** Directions **
State the number of lines that include the string "JSON", and write nothing else.

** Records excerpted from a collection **
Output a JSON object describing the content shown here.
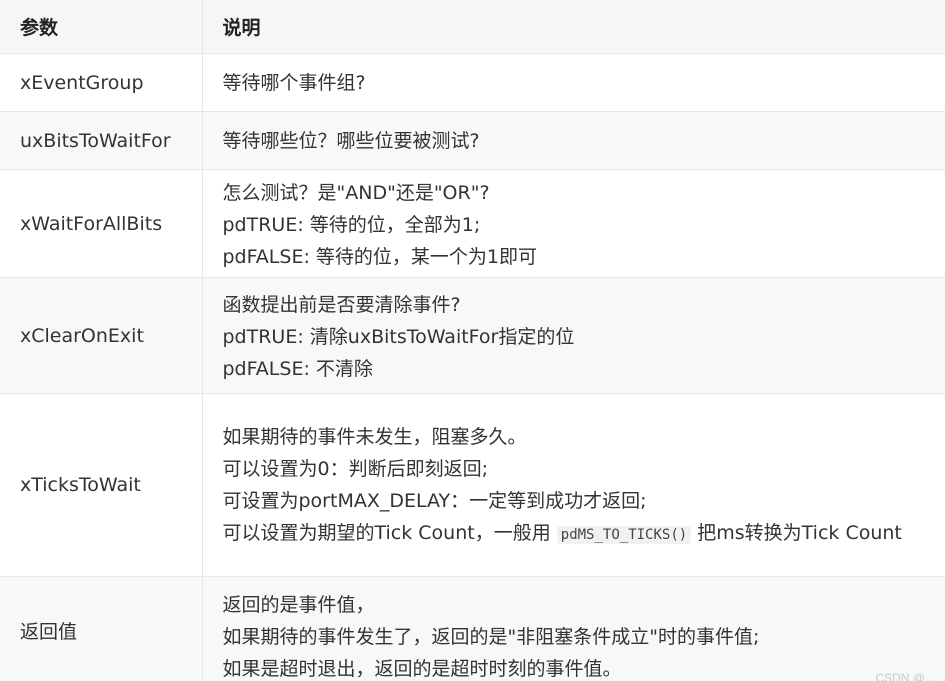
{
  "table": {
    "headers": [
      "参数",
      "说明"
    ],
    "rows": [
      {
        "param": "xEventGroup",
        "lines": [
          "等待哪个事件组?"
        ]
      },
      {
        "param": "uxBitsToWaitFor",
        "lines": [
          "等待哪些位？哪些位要被测试?"
        ]
      },
      {
        "param": "xWaitForAllBits",
        "lines": [
          "怎么测试？是\"AND\"还是\"OR\"?",
          "pdTRUE: 等待的位，全部为1;",
          "pdFALSE: 等待的位，某一个为1即可"
        ]
      },
      {
        "param": "xClearOnExit",
        "lines": [
          "函数提出前是否要清除事件?",
          "pdTRUE: 清除uxBitsToWaitFor指定的位",
          "pdFALSE: 不清除"
        ]
      },
      {
        "param": "xTicksToWait",
        "lines": [
          "如果期待的事件未发生，阻塞多久。",
          "可以设置为0：判断后即刻返回;",
          "可设置为portMAX_DELAY：一定等到成功才返回;"
        ],
        "mixed": {
          "before": "可以设置为期望的Tick Count，一般用 ",
          "code": "pdMS_TO_TICKS()",
          "after": " 把ms转换为Tick Count"
        }
      },
      {
        "param": "返回值",
        "lines": [
          "返回的是事件值，",
          "如果期待的事件发生了，返回的是\"非阻塞条件成立\"时的事件值;",
          "如果是超时退出，返回的是超时时刻的事件值。"
        ]
      }
    ]
  },
  "watermark": "CSDN @..."
}
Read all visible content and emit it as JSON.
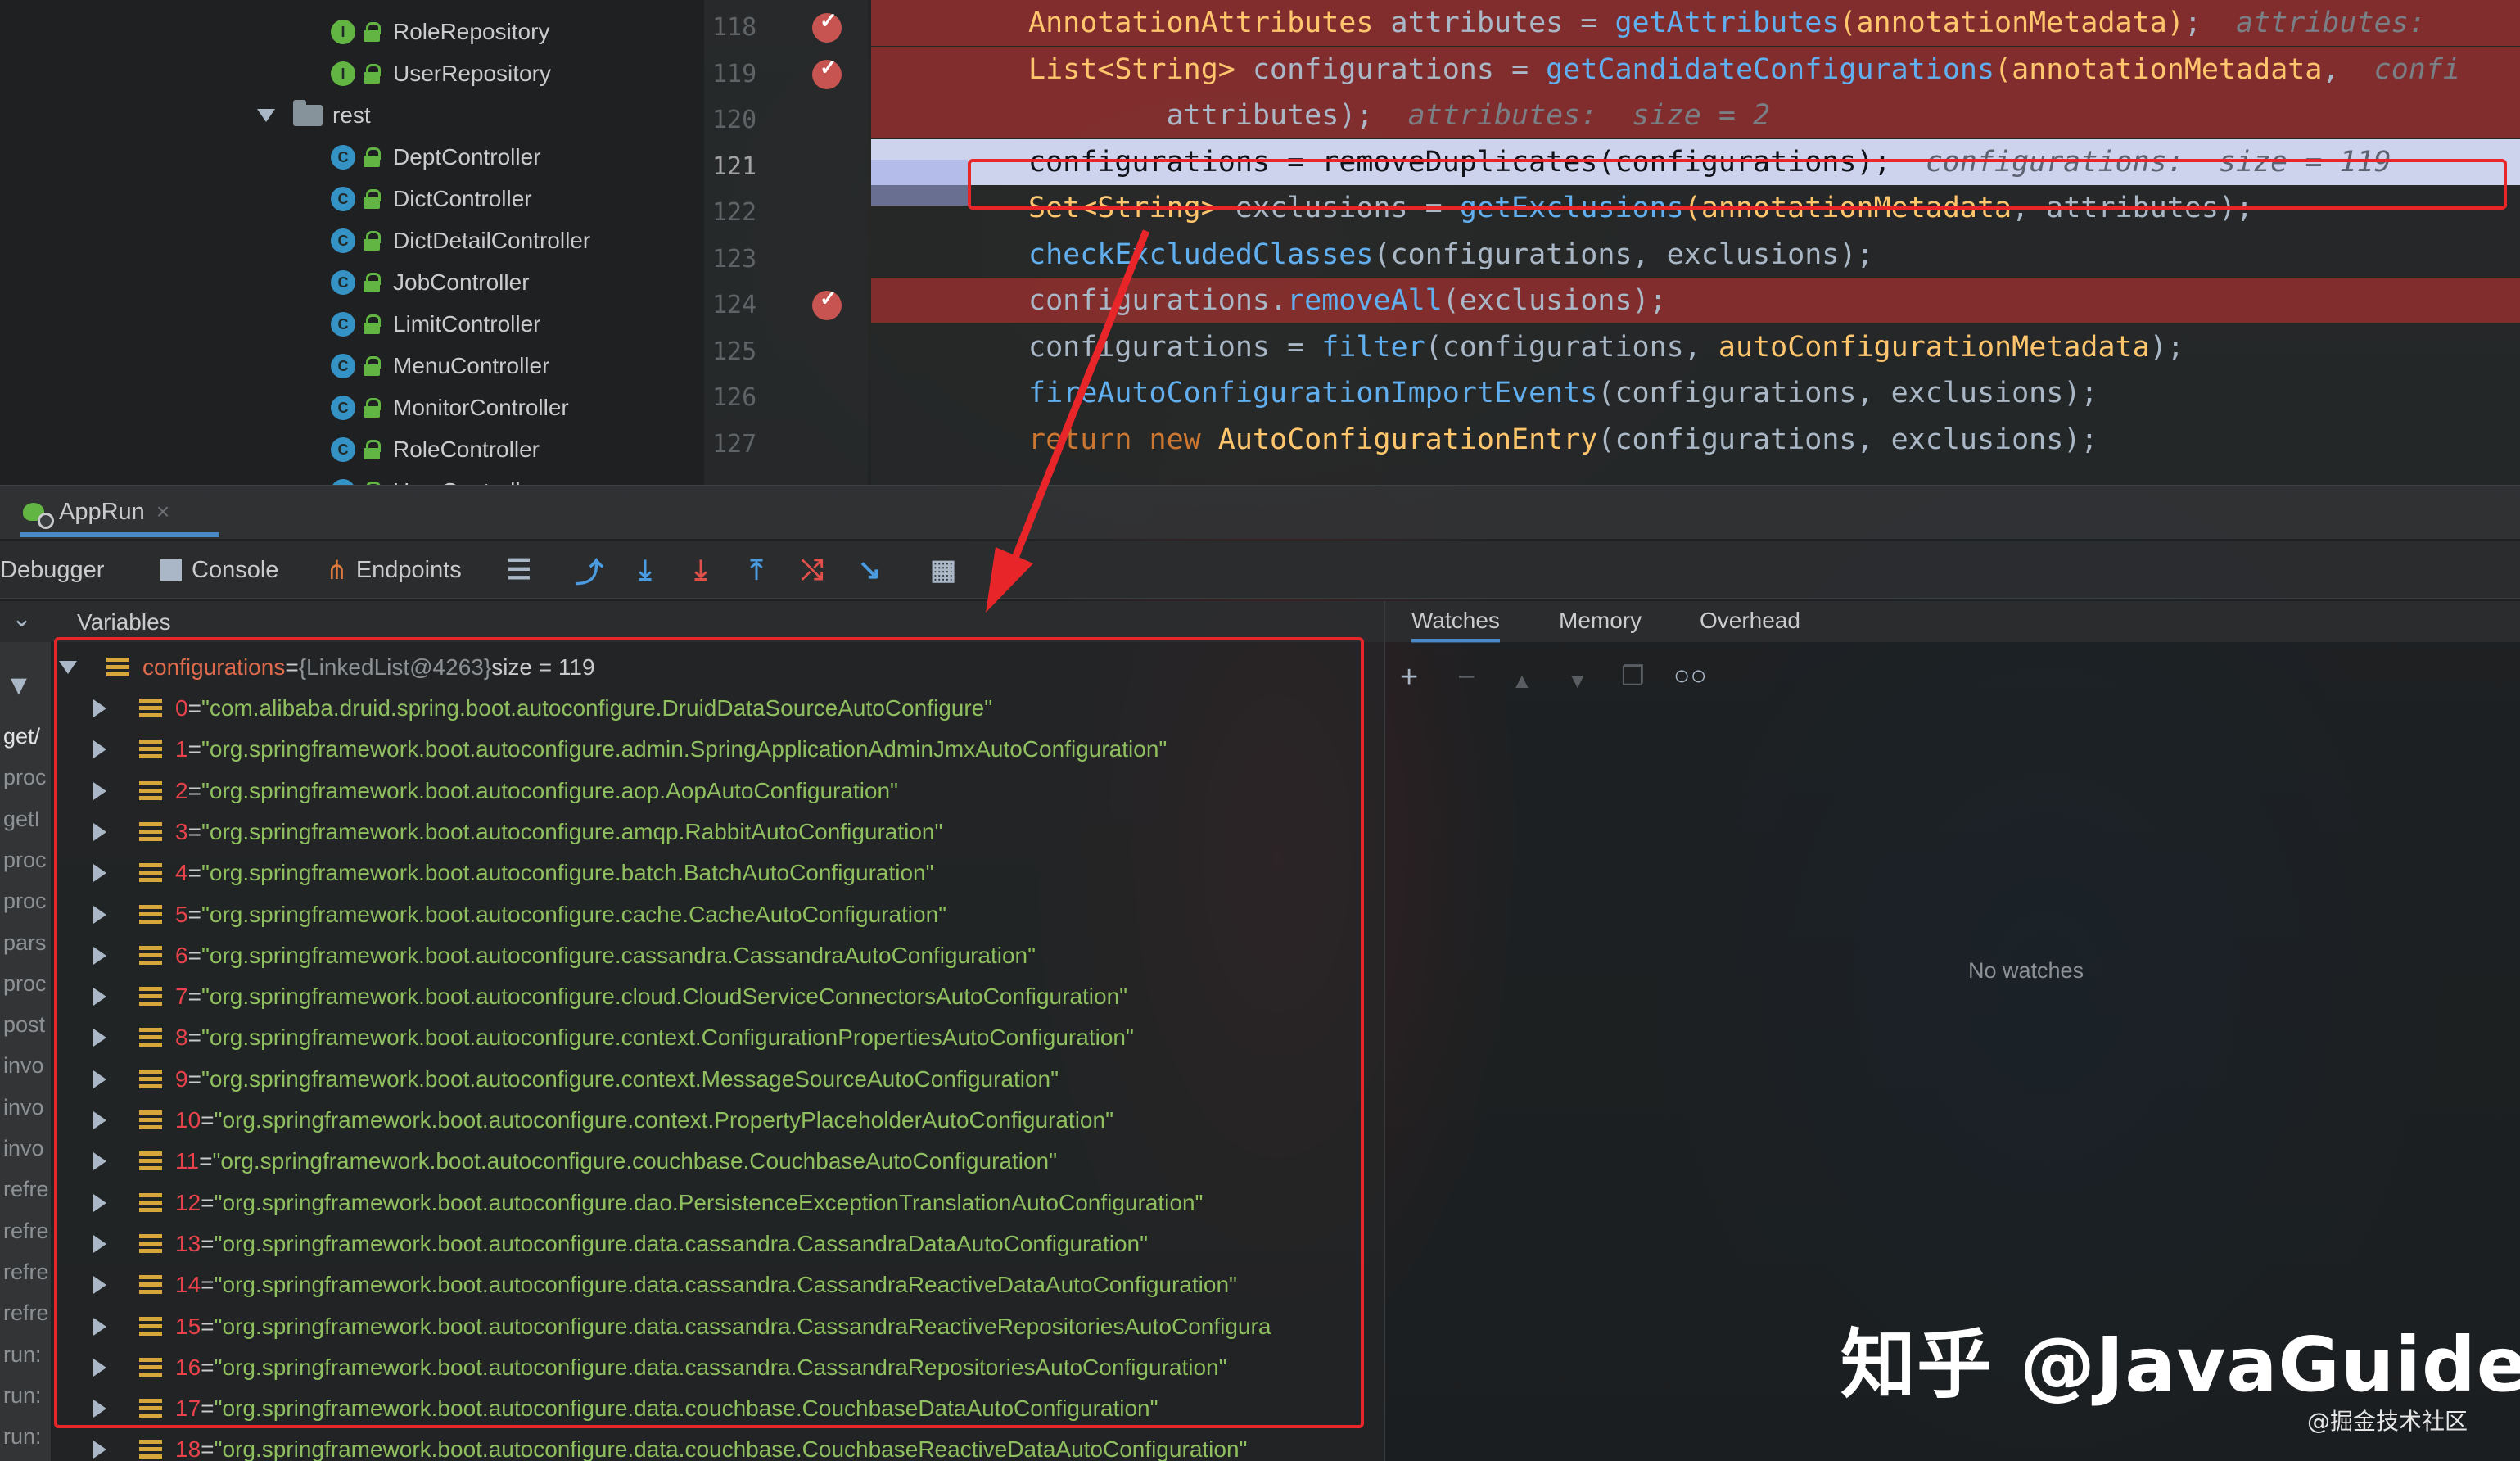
{
  "project_tree": {
    "items": [
      {
        "type": "interface",
        "badge": "I",
        "label": "RoleRepository"
      },
      {
        "type": "interface",
        "badge": "I",
        "label": "UserRepository"
      },
      {
        "type": "folder",
        "label": "rest"
      },
      {
        "type": "class",
        "badge": "C",
        "label": "DeptController"
      },
      {
        "type": "class",
        "badge": "C",
        "label": "DictController"
      },
      {
        "type": "class",
        "badge": "C",
        "label": "DictDetailController"
      },
      {
        "type": "class",
        "badge": "C",
        "label": "JobController"
      },
      {
        "type": "class",
        "badge": "C",
        "label": "LimitController"
      },
      {
        "type": "class",
        "badge": "C",
        "label": "MenuController"
      },
      {
        "type": "class",
        "badge": "C",
        "label": "MonitorController"
      },
      {
        "type": "class",
        "badge": "C",
        "label": "RoleController"
      },
      {
        "type": "class",
        "badge": "C",
        "label": "UserController"
      }
    ]
  },
  "editor": {
    "lines": [
      {
        "num": "118",
        "breakpoint": true,
        "style": "bp"
      },
      {
        "num": "119",
        "breakpoint": true,
        "style": "bp"
      },
      {
        "num": "120",
        "breakpoint": false,
        "style": "bp"
      },
      {
        "num": "121",
        "breakpoint": false,
        "style": "exec"
      },
      {
        "num": "122",
        "breakpoint": false,
        "style": "none"
      },
      {
        "num": "123",
        "breakpoint": false,
        "style": "none"
      },
      {
        "num": "124",
        "breakpoint": true,
        "style": "bp"
      },
      {
        "num": "125",
        "breakpoint": false,
        "style": "none"
      },
      {
        "num": "126",
        "breakpoint": false,
        "style": "none"
      },
      {
        "num": "127",
        "breakpoint": false,
        "style": "none"
      }
    ],
    "code": [
      [
        [
          "t-orange",
          "AnnotationAttributes"
        ],
        [
          "t-plain",
          " attributes = "
        ],
        [
          "t-call",
          "getAttributes"
        ],
        [
          "t-orange",
          "("
        ],
        [
          "t-orange",
          "annotationMetadata"
        ],
        [
          "t-orange",
          ")"
        ],
        [
          "t-plain",
          ";  "
        ],
        [
          "t-hint",
          "attributes: "
        ]
      ],
      [
        [
          "t-orange",
          "List<String>"
        ],
        [
          "t-plain",
          " configurations = "
        ],
        [
          "t-call",
          "getCandidateConfigurations"
        ],
        [
          "t-orange",
          "("
        ],
        [
          "t-orange",
          "annotationMetadata"
        ],
        [
          "t-plain",
          ",  "
        ],
        [
          "t-hint",
          "confi"
        ]
      ],
      [
        [
          "t-plain",
          "        attributes);  "
        ],
        [
          "t-hint",
          "attributes:  size = 2"
        ]
      ],
      [
        [
          "t-plain",
          "configurations = removeDuplicates(configurations);  "
        ],
        [
          "t-hint",
          "configurations:  size = 119"
        ]
      ],
      [
        [
          "t-orange",
          "Set<String>"
        ],
        [
          "t-plain",
          " exclusions = "
        ],
        [
          "t-call",
          "getExclusions"
        ],
        [
          "t-orange",
          "("
        ],
        [
          "t-orange",
          "annotationMetadata"
        ],
        [
          "t-plain",
          ", attributes);"
        ]
      ],
      [
        [
          "t-call",
          "checkExcludedClasses"
        ],
        [
          "t-plain",
          "(configurations, exclusions);"
        ]
      ],
      [
        [
          "t-plain",
          "configurations."
        ],
        [
          "t-call",
          "removeAll"
        ],
        [
          "t-plain",
          "(exclusions);"
        ]
      ],
      [
        [
          "t-plain",
          "configurations = "
        ],
        [
          "t-call",
          "filter"
        ],
        [
          "t-plain",
          "(configurations, "
        ],
        [
          "t-orange",
          "autoConfigurationMetadata"
        ],
        [
          "t-plain",
          ");"
        ]
      ],
      [
        [
          "t-call",
          "fireAutoConfigurationImportEvents"
        ],
        [
          "t-plain",
          "(configurations, exclusions);"
        ]
      ],
      [
        [
          "t-kw",
          "return new "
        ],
        [
          "t-orange",
          "AutoConfigurationEntry"
        ],
        [
          "t-plain",
          "(configurations, exclusions);"
        ]
      ]
    ]
  },
  "run_tab": {
    "label": "AppRun",
    "close": "×"
  },
  "toolbar": {
    "debugger": "Debugger",
    "console": "Console",
    "endpoints": "Endpoints"
  },
  "variables": {
    "header": "Variables",
    "root": {
      "name": "configurations",
      "eq": " = ",
      "meta": "{LinkedList@4263}",
      "size": "  size = 119"
    },
    "items": [
      {
        "idx": "0",
        "value": "\"com.alibaba.druid.spring.boot.autoconfigure.DruidDataSourceAutoConfigure\""
      },
      {
        "idx": "1",
        "value": "\"org.springframework.boot.autoconfigure.admin.SpringApplicationAdminJmxAutoConfiguration\""
      },
      {
        "idx": "2",
        "value": "\"org.springframework.boot.autoconfigure.aop.AopAutoConfiguration\""
      },
      {
        "idx": "3",
        "value": "\"org.springframework.boot.autoconfigure.amqp.RabbitAutoConfiguration\""
      },
      {
        "idx": "4",
        "value": "\"org.springframework.boot.autoconfigure.batch.BatchAutoConfiguration\""
      },
      {
        "idx": "5",
        "value": "\"org.springframework.boot.autoconfigure.cache.CacheAutoConfiguration\""
      },
      {
        "idx": "6",
        "value": "\"org.springframework.boot.autoconfigure.cassandra.CassandraAutoConfiguration\""
      },
      {
        "idx": "7",
        "value": "\"org.springframework.boot.autoconfigure.cloud.CloudServiceConnectorsAutoConfiguration\""
      },
      {
        "idx": "8",
        "value": "\"org.springframework.boot.autoconfigure.context.ConfigurationPropertiesAutoConfiguration\""
      },
      {
        "idx": "9",
        "value": "\"org.springframework.boot.autoconfigure.context.MessageSourceAutoConfiguration\""
      },
      {
        "idx": "10",
        "value": "\"org.springframework.boot.autoconfigure.context.PropertyPlaceholderAutoConfiguration\""
      },
      {
        "idx": "11",
        "value": "\"org.springframework.boot.autoconfigure.couchbase.CouchbaseAutoConfiguration\""
      },
      {
        "idx": "12",
        "value": "\"org.springframework.boot.autoconfigure.dao.PersistenceExceptionTranslationAutoConfiguration\""
      },
      {
        "idx": "13",
        "value": "\"org.springframework.boot.autoconfigure.data.cassandra.CassandraDataAutoConfiguration\""
      },
      {
        "idx": "14",
        "value": "\"org.springframework.boot.autoconfigure.data.cassandra.CassandraReactiveDataAutoConfiguration\""
      },
      {
        "idx": "15",
        "value": "\"org.springframework.boot.autoconfigure.data.cassandra.CassandraReactiveRepositoriesAutoConfigura"
      },
      {
        "idx": "16",
        "value": "\"org.springframework.boot.autoconfigure.data.cassandra.CassandraRepositoriesAutoConfiguration\""
      },
      {
        "idx": "17",
        "value": "\"org.springframework.boot.autoconfigure.data.couchbase.CouchbaseDataAutoConfiguration\""
      },
      {
        "idx": "18",
        "value": "\"org.springframework.boot.autoconfigure.data.couchbase.CouchbaseReactiveDataAutoConfiguration\""
      }
    ]
  },
  "frames": [
    "get/",
    "proc",
    "getI",
    "proc",
    "proc",
    "pars",
    "proc",
    "post",
    "invo",
    "invo",
    "invo",
    "refre",
    "refre",
    "refre",
    "refre",
    "run:",
    "run:",
    "run:"
  ],
  "watches": {
    "tabs": [
      "Watches",
      "Memory",
      "Overhead"
    ],
    "empty": "No watches"
  },
  "watermark": {
    "main": "知乎 @JavaGuide",
    "sub": "@掘金技术社区"
  },
  "colors": {
    "highlight_box": "#e8262a",
    "breakpoint": "#c75450",
    "selection": "#4a88c7"
  }
}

** Reply **
2